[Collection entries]
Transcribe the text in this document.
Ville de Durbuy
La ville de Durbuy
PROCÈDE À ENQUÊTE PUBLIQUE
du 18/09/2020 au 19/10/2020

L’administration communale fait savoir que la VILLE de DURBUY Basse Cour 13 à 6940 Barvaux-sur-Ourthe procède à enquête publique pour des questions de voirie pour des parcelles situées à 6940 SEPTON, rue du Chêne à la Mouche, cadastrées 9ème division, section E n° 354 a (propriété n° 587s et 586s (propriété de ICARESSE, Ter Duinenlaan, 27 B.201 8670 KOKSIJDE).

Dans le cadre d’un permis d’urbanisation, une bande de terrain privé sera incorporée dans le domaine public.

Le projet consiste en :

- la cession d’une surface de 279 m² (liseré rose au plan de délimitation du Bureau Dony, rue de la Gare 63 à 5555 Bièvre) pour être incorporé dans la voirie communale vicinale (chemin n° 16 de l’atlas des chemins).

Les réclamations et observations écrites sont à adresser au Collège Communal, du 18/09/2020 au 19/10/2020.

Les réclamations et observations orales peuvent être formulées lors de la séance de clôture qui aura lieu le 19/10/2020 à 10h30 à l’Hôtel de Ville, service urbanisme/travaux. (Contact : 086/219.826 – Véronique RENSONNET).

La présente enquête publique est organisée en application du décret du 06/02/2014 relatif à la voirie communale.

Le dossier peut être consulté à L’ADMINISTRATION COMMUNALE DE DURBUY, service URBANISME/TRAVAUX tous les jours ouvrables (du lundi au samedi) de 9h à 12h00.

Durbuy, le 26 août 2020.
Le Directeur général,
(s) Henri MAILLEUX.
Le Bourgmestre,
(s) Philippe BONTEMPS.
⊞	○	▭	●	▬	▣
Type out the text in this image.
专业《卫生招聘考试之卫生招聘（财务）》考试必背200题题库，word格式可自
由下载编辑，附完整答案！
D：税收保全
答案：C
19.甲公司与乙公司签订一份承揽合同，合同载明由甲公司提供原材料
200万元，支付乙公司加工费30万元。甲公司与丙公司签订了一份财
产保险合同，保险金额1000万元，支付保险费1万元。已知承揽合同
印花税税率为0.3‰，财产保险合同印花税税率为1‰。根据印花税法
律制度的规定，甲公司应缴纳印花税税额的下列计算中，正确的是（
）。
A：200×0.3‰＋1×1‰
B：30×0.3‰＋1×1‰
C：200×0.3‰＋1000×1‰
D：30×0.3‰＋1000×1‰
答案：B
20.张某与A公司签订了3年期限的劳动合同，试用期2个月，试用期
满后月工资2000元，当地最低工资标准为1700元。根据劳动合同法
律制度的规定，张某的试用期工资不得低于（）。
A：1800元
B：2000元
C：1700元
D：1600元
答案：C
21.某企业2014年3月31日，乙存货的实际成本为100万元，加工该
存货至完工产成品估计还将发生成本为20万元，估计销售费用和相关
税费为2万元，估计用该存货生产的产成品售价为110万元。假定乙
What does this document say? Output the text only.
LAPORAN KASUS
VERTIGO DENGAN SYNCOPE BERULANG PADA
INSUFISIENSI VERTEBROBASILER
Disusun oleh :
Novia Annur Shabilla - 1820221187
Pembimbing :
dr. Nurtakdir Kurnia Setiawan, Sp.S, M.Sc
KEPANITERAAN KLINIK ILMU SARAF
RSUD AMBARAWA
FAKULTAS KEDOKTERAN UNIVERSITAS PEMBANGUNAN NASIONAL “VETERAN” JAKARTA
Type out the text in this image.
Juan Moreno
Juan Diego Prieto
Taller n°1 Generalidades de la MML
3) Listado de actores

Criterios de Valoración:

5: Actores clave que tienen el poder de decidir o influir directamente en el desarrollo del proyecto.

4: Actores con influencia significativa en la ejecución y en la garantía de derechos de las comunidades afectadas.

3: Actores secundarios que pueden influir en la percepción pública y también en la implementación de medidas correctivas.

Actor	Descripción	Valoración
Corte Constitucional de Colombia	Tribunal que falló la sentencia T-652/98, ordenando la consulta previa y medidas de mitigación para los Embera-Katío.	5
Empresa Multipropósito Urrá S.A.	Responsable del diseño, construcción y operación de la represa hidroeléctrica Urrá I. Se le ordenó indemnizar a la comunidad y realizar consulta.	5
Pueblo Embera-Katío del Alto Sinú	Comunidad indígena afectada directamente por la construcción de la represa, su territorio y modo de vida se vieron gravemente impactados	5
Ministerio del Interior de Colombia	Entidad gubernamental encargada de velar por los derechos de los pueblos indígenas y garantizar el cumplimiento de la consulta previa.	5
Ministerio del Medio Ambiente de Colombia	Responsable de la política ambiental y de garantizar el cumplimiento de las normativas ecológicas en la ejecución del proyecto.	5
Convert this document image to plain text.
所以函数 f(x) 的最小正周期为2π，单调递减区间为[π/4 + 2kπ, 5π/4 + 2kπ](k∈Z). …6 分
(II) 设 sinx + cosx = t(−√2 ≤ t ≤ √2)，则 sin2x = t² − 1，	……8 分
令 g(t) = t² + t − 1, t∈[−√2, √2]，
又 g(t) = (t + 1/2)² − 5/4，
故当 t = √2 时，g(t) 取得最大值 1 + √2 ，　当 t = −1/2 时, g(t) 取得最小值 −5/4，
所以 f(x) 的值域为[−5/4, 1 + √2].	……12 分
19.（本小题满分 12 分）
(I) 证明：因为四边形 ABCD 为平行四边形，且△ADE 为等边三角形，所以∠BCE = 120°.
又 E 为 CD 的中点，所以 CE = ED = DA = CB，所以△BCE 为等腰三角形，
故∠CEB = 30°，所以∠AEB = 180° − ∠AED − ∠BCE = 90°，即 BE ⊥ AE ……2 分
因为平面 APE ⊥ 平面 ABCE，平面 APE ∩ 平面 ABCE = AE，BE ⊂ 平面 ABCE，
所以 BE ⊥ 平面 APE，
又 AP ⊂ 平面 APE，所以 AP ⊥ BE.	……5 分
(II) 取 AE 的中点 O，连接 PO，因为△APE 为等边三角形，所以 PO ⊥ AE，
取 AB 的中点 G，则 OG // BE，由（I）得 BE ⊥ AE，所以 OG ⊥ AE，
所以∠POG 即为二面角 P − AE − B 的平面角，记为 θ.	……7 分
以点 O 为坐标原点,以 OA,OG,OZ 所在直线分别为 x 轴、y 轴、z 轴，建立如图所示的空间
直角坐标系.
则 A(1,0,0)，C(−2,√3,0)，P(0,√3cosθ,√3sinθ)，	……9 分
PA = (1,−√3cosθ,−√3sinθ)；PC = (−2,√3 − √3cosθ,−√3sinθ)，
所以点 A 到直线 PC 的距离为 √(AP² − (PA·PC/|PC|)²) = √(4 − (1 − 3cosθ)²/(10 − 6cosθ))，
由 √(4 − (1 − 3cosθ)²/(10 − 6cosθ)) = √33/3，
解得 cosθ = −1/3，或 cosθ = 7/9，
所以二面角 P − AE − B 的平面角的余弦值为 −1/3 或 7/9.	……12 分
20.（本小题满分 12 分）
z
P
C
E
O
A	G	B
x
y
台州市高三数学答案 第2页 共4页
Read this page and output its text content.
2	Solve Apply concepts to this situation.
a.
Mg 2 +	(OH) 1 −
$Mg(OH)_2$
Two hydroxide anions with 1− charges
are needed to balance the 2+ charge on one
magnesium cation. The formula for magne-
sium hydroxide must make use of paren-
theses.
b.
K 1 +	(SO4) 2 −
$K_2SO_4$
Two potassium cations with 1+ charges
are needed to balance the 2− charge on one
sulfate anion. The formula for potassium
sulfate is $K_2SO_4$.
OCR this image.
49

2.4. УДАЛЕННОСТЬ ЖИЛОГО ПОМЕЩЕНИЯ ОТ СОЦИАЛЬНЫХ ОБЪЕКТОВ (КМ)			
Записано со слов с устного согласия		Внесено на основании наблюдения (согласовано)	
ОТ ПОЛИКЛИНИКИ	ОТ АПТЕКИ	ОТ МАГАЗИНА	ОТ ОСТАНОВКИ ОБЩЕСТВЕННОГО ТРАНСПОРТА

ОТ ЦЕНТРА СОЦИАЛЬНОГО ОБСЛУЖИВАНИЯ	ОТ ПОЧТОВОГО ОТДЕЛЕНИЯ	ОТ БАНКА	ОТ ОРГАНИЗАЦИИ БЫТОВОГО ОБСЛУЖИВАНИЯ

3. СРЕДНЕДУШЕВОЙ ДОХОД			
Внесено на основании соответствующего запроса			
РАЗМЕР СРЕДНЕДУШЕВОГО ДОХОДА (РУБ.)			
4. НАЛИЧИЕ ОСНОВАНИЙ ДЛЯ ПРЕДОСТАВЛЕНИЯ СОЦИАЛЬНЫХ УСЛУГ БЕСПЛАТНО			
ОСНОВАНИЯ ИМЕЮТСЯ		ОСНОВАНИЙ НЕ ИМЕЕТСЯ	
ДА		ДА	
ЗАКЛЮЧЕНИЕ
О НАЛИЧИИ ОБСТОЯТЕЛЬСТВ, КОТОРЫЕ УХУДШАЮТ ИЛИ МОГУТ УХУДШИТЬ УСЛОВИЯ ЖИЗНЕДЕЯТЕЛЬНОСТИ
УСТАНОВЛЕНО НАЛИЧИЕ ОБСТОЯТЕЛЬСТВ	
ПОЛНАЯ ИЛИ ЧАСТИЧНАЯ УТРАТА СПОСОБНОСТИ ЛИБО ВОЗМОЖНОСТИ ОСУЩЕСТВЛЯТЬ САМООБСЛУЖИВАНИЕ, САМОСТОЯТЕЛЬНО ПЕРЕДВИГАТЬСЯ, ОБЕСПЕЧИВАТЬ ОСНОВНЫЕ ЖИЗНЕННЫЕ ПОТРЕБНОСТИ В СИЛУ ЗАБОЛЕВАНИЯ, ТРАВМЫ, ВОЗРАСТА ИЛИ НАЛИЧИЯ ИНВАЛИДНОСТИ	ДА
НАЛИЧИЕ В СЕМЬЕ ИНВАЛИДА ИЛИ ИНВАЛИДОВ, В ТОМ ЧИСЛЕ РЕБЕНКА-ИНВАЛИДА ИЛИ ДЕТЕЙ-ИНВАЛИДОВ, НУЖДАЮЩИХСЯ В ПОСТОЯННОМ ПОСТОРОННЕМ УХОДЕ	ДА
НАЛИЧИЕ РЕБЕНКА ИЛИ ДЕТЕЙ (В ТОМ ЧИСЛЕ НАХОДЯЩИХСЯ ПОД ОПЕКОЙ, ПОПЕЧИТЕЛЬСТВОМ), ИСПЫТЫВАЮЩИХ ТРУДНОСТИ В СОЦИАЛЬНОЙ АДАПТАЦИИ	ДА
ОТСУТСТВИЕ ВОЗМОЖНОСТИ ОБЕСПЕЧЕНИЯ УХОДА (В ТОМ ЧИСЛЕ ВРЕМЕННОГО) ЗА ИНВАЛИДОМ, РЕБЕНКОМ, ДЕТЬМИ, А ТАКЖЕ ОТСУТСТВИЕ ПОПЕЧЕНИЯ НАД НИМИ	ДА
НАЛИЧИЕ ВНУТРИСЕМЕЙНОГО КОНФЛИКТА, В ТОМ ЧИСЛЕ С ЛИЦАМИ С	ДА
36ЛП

EXERCISE DESCRIPTION -
Report the number of lines in the entries above that include the string "Colombia". Give nothing but the number.

TASK OUTPUT -
3